### Work to do:
Only the number is wanted: how many lines contain "index"?

### The data:
⁂

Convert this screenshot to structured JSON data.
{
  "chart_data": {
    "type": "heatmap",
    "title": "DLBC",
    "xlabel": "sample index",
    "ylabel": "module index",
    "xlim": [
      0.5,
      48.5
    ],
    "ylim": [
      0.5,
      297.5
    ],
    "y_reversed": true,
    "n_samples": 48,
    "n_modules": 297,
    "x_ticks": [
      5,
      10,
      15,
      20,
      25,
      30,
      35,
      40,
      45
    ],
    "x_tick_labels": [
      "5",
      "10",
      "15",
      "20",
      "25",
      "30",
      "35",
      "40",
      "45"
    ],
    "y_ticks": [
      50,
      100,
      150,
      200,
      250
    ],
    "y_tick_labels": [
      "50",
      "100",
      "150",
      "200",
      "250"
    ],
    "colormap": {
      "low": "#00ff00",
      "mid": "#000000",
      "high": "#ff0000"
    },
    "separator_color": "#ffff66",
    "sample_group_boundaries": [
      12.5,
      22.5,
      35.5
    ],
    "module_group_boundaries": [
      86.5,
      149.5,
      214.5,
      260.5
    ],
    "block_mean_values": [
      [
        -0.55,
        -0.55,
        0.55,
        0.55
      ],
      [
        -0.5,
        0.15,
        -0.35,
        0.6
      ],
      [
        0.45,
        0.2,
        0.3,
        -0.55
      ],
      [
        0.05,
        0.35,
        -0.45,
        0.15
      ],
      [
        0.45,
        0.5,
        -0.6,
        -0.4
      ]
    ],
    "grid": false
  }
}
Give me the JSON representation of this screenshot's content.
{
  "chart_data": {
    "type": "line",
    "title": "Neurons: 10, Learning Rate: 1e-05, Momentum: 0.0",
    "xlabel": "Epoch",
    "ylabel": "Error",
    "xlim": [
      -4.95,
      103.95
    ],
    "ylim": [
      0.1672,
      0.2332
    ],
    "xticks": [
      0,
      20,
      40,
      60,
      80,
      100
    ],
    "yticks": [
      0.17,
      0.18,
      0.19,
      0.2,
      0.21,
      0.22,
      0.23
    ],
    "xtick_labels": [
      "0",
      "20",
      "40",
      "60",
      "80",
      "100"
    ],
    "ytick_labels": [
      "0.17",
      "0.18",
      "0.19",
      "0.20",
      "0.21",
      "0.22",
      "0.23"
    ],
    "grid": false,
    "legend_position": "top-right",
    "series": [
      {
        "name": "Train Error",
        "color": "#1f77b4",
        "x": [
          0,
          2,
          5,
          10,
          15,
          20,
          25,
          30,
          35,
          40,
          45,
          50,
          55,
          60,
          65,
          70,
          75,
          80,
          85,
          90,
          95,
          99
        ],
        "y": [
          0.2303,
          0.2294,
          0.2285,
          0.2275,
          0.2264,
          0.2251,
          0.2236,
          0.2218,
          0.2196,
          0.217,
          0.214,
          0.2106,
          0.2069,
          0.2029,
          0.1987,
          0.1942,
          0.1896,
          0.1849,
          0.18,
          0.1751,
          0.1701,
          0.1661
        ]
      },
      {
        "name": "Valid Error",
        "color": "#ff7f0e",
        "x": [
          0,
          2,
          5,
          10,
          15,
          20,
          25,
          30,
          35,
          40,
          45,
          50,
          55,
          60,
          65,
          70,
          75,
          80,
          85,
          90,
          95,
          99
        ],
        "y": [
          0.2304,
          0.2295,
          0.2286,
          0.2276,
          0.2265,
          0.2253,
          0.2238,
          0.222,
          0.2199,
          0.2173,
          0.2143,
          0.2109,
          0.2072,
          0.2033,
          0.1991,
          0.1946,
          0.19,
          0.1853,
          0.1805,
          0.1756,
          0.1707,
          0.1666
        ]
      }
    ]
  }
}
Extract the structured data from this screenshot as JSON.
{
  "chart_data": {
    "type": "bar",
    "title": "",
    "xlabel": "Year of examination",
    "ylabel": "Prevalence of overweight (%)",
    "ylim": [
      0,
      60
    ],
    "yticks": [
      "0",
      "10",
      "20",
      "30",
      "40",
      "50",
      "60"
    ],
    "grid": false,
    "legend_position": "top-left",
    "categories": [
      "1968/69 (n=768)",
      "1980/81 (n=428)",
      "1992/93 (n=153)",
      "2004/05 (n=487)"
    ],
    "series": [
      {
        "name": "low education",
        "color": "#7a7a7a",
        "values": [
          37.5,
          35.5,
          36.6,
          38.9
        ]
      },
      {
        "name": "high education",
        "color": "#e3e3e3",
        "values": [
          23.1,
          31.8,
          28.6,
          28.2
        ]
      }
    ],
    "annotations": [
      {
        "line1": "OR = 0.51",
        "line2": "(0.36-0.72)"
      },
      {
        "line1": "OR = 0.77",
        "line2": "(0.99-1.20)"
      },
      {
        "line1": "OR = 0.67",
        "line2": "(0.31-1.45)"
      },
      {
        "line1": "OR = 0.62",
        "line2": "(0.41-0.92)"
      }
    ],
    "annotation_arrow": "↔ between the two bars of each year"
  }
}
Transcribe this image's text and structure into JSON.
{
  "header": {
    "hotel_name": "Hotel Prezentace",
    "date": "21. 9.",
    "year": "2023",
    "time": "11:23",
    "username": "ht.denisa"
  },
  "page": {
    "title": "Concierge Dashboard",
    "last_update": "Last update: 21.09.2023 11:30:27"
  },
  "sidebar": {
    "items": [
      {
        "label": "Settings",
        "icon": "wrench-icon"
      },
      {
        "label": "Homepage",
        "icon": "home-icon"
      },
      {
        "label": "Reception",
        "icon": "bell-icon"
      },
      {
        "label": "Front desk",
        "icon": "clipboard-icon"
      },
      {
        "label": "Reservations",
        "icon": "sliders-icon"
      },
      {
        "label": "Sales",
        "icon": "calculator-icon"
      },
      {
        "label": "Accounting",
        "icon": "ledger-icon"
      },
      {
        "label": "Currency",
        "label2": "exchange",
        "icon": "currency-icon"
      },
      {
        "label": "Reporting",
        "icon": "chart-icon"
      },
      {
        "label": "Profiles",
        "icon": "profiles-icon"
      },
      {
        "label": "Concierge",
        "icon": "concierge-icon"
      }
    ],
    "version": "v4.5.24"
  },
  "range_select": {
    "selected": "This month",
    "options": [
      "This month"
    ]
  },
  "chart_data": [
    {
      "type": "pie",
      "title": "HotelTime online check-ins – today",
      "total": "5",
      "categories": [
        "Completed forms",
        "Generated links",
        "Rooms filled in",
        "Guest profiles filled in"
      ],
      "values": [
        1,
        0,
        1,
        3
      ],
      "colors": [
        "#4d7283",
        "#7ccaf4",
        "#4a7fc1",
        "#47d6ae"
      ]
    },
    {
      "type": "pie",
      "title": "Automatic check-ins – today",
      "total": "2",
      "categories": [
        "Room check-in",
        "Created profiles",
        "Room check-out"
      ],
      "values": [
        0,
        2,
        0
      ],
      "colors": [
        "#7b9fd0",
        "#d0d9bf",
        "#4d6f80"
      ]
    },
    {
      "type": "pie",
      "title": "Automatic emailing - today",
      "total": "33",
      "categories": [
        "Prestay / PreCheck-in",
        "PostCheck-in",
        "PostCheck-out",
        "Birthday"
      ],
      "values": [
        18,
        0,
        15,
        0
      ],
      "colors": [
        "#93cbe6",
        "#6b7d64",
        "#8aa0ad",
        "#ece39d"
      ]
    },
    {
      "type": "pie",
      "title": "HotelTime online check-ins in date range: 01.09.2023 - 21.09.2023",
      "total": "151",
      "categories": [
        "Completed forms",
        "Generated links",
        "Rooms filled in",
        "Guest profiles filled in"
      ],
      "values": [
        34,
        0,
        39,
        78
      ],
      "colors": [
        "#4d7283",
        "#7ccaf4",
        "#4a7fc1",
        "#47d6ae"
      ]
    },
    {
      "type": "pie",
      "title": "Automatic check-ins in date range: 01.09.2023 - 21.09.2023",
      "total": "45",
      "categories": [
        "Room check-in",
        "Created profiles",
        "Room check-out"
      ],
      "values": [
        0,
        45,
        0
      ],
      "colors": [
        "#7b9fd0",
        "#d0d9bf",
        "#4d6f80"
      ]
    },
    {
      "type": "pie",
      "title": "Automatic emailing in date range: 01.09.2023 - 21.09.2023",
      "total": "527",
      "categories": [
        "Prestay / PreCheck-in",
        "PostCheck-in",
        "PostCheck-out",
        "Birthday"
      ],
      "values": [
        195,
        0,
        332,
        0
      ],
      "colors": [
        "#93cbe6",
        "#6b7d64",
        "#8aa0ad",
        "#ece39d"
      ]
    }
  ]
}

⁂

### Solution to this problem:
2